# INSTRUCTIONS
1. Name every circuit judge listed as hearing the case in the court opinion below.
2. Answer these from the court opinion below, one per line:
(a) What nickname does the opinion give for the defendant?
(b) At what address was the suspected drug house?
(c) What was the defendant trying to hide in the couch?
3. From the court opinion below, return a passage exactly as it appears. Start at the words "48 F.3d 1220" and end after the words "case for resentencing.".

# READING PASSAGE
···

OpenJurist

48 F3d 1220 United States v. Milton

UNITED STATES of America, Plaintiff-Appellee,
v.
Ade Logan Lagbara MILTON, Defendant-Appellant.

Nos. 93-1812, 93-1876.

United States Court of Appeals, Sixth Circuit.

March 10, 1995.

48 F.3d 1220
NOTICE: Sixth Circuit Rule 24(c) states that citation of unpublished dispositions is disfavored except for establishing res judicata, estoppel, or the law of the case and requires service of copies of cited unpublished dispositions of the Sixth Circuit.

Before: LIVELY, JONES, and DAUGHTREY, Circuit Judges.

PER CURIAM.

1

Defendant Ade Logan Lagbara Milton (a.k.a. Day-Day) is appealing his conviction and sentence for conspiracy to distribute controlled substances. For the reasons stated herein, we affirm Milton's conviction, but we remand the case for resentencing.

I.

2

On August 4, 1988, Sergeant Mark Blough of the Flint Police Department, participated in a controlled narcotics purchase from a suspected drug house at 4317 Roberts Street in Flint, Michigan. Later that same evening, police arrested Defendant Milton during a search of the property. Milton admitted possession of marijuana after it was discovered that he was trying to hide marijuana in the couch while the house was being searched. During subsequent questioning by police while in custody, Milton identified himself as Marcus Webb. When the police called the telephone number Milton had given them as his home number, Milton's brother, Marcus Webb, answered the phone and helped the police to correctly identify Milton. Milton was released from custody.

···

# EXTRACTED RECORDS
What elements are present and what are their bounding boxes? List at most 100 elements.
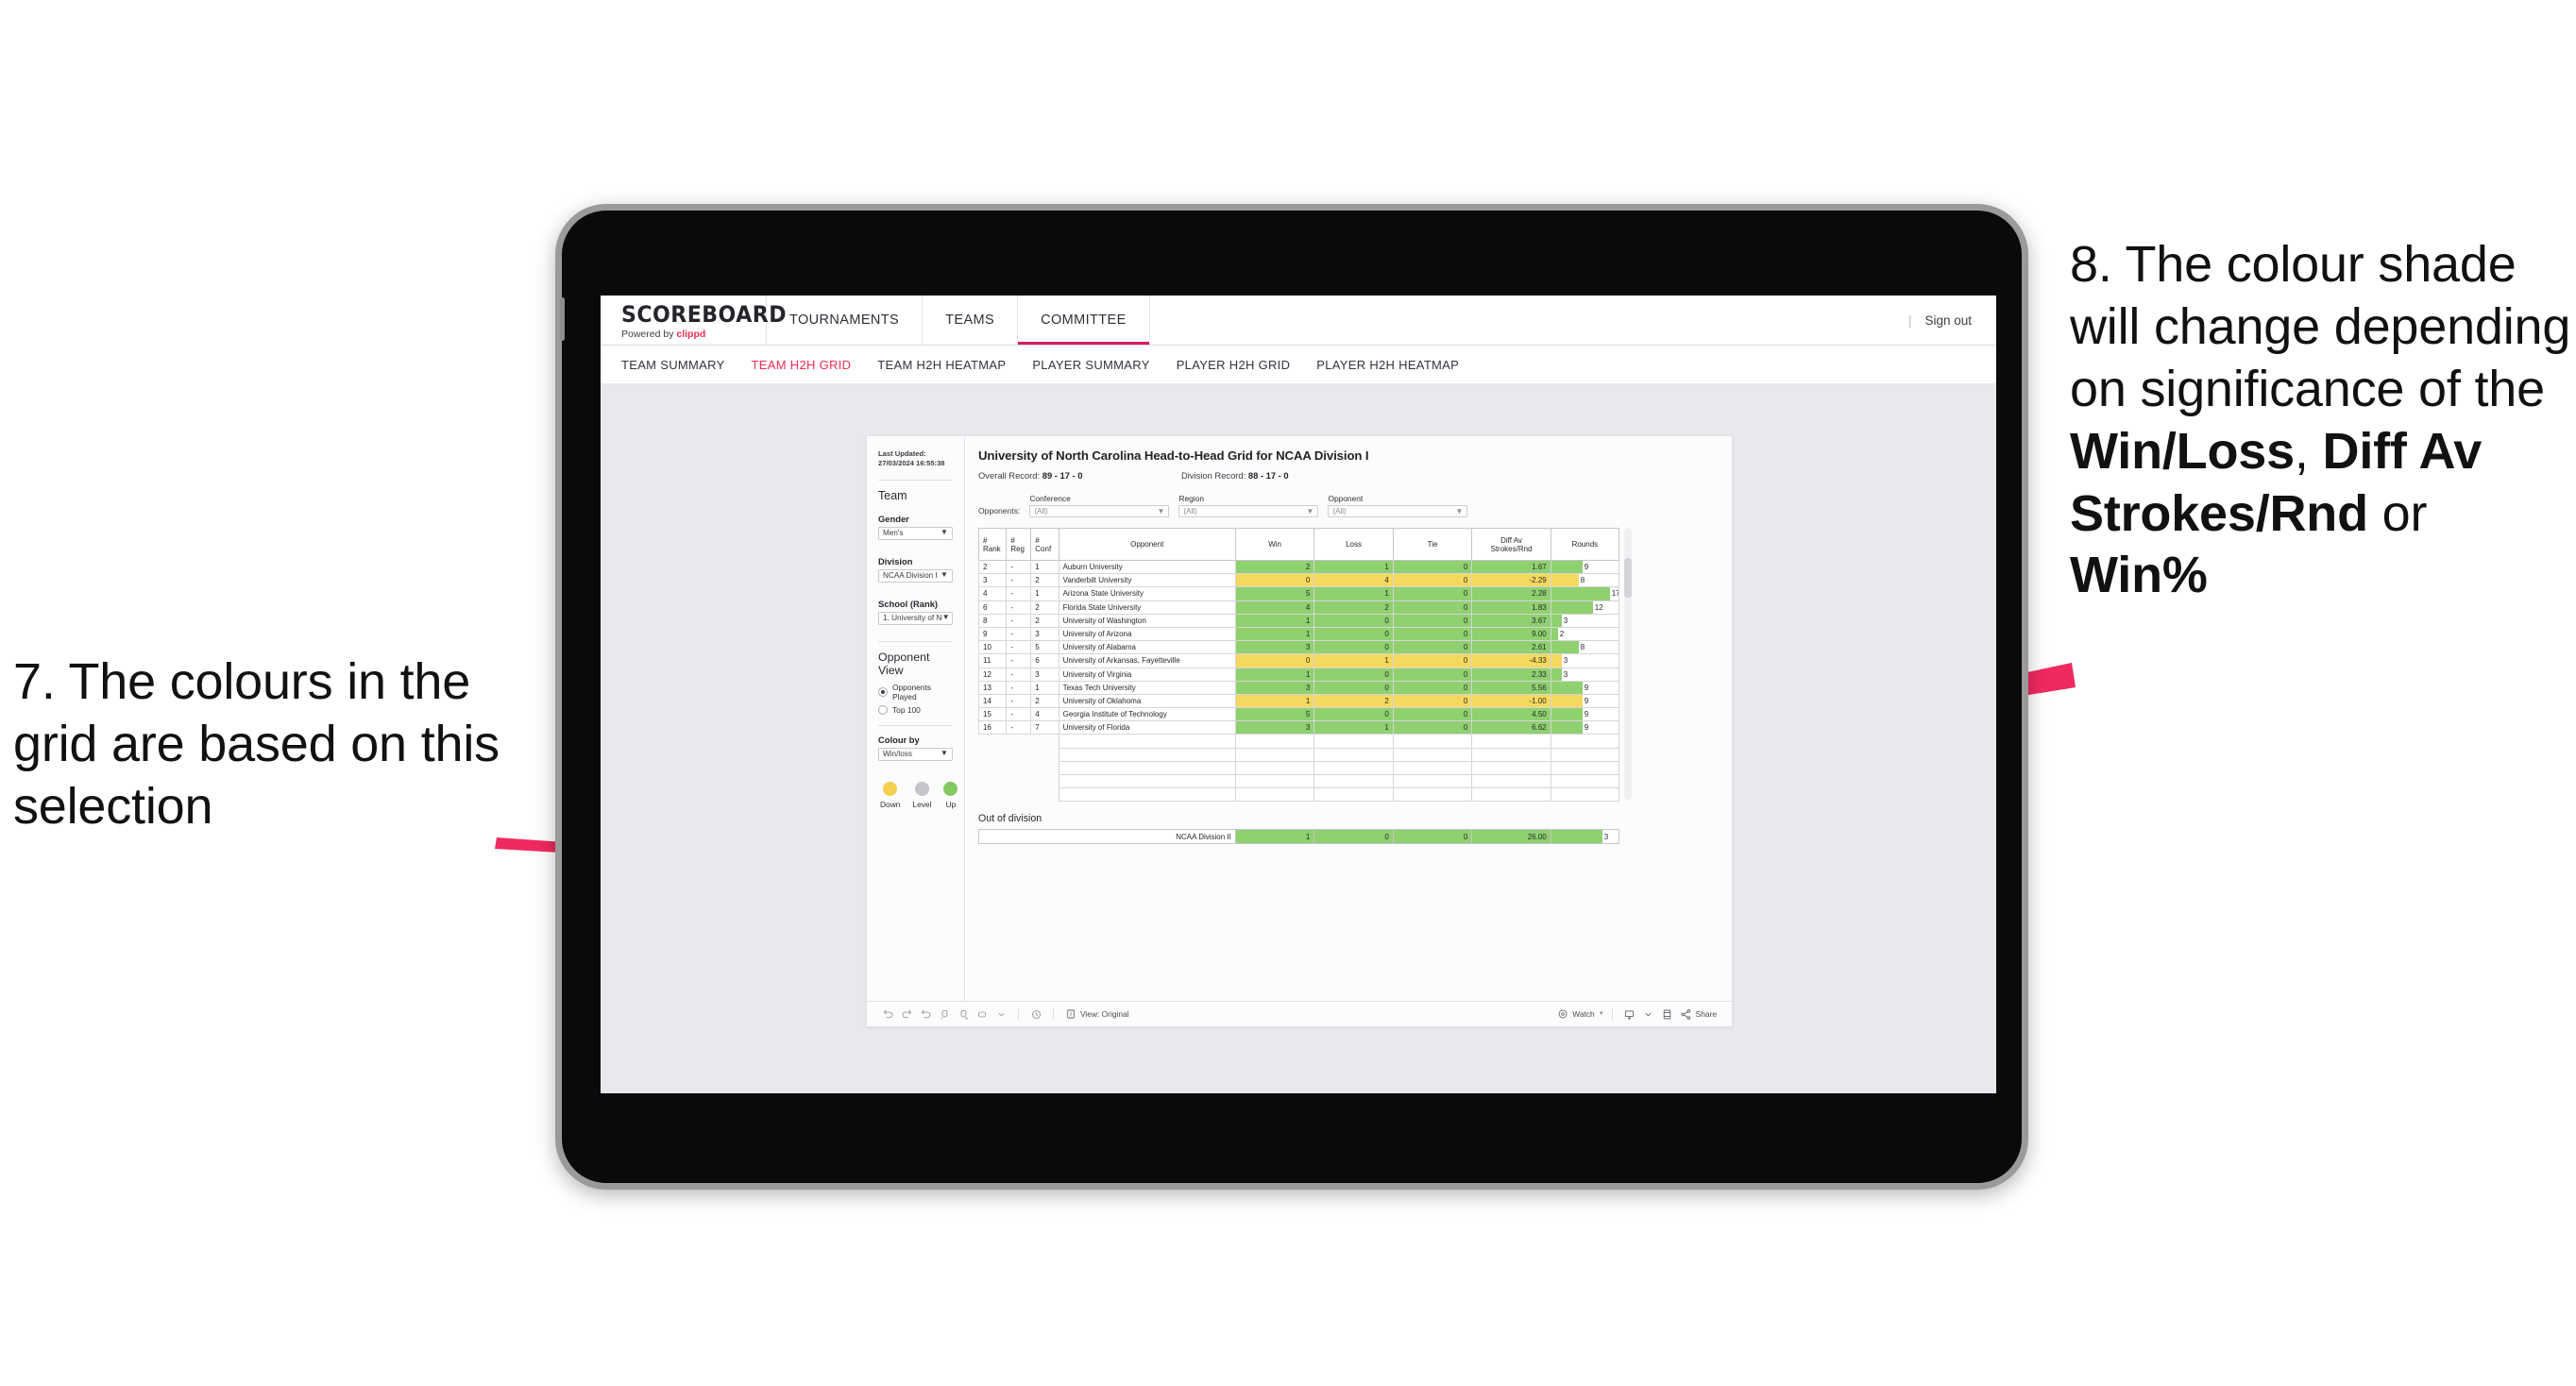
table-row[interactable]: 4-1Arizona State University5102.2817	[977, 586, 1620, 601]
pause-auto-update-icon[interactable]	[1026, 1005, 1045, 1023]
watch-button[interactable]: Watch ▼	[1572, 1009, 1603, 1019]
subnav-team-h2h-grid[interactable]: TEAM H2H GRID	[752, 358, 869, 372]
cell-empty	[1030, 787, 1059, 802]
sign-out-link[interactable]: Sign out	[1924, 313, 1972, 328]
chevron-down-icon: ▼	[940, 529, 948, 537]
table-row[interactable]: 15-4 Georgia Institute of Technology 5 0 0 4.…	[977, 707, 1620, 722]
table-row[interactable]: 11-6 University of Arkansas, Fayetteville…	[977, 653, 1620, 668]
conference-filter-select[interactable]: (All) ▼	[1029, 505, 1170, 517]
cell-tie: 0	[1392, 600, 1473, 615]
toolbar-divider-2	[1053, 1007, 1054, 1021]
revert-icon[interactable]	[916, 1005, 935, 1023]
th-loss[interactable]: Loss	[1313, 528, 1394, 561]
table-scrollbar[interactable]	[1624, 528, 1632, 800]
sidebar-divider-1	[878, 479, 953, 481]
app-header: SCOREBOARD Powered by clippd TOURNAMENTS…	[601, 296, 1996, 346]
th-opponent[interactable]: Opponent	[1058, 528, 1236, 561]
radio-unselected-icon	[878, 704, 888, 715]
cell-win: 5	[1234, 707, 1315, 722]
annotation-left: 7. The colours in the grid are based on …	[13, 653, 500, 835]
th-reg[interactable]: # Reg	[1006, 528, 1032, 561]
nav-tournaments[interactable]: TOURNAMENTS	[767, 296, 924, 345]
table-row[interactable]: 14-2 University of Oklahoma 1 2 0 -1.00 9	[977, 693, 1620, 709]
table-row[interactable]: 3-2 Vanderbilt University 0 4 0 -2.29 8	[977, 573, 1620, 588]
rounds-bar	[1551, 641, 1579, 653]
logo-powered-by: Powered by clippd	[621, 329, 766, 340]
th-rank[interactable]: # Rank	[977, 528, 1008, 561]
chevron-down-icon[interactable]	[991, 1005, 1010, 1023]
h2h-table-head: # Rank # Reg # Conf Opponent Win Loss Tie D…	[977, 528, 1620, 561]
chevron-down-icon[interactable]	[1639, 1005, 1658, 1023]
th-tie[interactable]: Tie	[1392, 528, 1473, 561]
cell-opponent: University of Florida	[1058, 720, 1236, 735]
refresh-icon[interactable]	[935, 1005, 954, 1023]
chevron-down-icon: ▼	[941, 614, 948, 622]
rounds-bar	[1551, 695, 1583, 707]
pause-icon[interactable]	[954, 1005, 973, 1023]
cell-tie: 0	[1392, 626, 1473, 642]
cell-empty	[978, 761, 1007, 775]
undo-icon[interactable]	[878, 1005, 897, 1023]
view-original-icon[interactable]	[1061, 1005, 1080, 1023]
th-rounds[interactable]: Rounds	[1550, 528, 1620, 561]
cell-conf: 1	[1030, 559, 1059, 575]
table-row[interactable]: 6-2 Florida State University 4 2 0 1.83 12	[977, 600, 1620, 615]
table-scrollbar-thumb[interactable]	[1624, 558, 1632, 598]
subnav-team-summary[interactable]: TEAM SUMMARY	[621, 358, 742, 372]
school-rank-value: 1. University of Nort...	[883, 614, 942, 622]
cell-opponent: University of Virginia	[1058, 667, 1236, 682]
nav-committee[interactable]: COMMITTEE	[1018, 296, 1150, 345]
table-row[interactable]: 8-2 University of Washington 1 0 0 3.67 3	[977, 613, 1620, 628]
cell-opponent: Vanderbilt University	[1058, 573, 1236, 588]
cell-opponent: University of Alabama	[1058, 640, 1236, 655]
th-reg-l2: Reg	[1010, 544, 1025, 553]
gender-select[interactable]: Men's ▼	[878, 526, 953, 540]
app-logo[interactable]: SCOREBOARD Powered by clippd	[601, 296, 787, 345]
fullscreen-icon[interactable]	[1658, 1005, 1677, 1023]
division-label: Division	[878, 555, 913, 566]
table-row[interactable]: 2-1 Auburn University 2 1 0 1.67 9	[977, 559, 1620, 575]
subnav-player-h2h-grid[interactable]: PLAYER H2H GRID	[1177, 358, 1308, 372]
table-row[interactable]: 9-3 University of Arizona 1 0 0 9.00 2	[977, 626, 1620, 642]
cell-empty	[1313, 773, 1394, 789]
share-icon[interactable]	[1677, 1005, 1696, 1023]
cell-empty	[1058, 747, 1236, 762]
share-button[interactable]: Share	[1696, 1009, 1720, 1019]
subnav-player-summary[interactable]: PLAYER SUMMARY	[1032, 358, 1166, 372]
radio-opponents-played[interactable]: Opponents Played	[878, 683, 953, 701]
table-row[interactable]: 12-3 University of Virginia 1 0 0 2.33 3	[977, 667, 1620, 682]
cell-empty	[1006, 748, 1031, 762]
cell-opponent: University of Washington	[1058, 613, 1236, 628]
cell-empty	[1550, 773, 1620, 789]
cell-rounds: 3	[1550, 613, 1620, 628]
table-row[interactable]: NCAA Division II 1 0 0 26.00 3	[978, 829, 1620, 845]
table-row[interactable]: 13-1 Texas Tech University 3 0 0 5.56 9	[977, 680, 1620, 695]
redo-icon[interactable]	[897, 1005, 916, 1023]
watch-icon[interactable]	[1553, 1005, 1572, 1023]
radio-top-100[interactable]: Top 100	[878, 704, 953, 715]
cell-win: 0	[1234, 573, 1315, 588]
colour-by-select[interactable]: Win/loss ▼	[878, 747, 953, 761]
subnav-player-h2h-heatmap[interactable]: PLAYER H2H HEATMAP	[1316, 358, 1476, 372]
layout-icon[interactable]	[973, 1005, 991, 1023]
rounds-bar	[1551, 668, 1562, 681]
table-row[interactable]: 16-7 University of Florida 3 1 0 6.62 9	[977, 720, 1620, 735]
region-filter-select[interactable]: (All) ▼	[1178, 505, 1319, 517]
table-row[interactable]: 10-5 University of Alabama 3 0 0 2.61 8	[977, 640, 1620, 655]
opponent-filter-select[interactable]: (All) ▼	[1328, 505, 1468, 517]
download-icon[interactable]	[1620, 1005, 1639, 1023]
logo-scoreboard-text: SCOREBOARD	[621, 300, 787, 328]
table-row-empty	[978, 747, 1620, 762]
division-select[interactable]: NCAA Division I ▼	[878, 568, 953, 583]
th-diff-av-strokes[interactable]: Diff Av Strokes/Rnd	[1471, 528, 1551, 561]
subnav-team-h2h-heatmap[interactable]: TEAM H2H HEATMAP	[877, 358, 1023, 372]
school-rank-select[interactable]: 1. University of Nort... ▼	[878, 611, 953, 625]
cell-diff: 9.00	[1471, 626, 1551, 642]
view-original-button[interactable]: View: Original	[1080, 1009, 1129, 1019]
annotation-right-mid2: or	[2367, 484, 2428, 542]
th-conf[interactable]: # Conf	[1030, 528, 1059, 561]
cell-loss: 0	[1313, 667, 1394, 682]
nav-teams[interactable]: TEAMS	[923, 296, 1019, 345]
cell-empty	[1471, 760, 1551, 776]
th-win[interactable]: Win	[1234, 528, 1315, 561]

···

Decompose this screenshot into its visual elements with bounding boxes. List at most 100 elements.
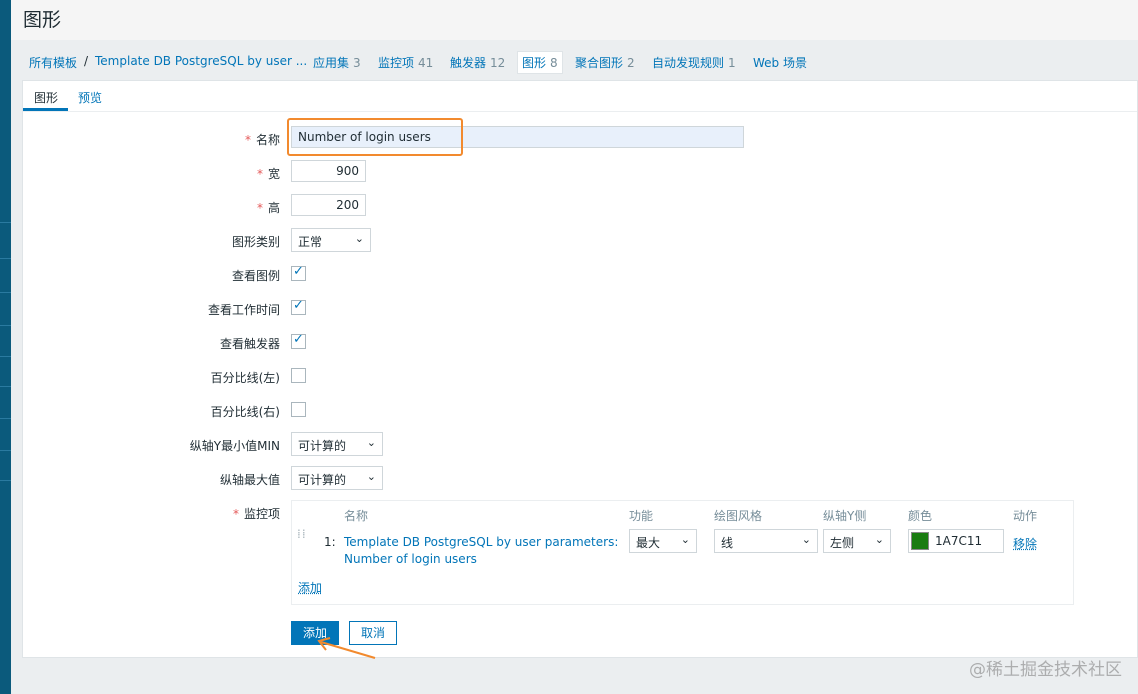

···

# RESPONSES BY TASK
1.
LIVELY
JONES
DAUGHTREY

2.
(a) Day-Day
(b) 4317 Roberts Street in Flint, Michigan
(c) Marijuana

3.
48 F.3d 1220
NOTICE: Sixth Circuit Rule 24(c) states that citation of unpublished dispositions is disfavored except for establishing res judicata, estoppel, or the law of the case and requires service of copies of cited unpublished dispositions of the Sixth Circuit.

Before: LIVELY, JONES, and DAUGHTREY, Circuit Judges.

PER CURIAM.

1

Defendant Ade Logan Lagbara Milton (a.k.a. Day-Day) is appealing his conviction and sentence for conspiracy to distribute controlled substances. For the reasons stated herein, we affirm Milton's conviction, but we remand the case for resentencing.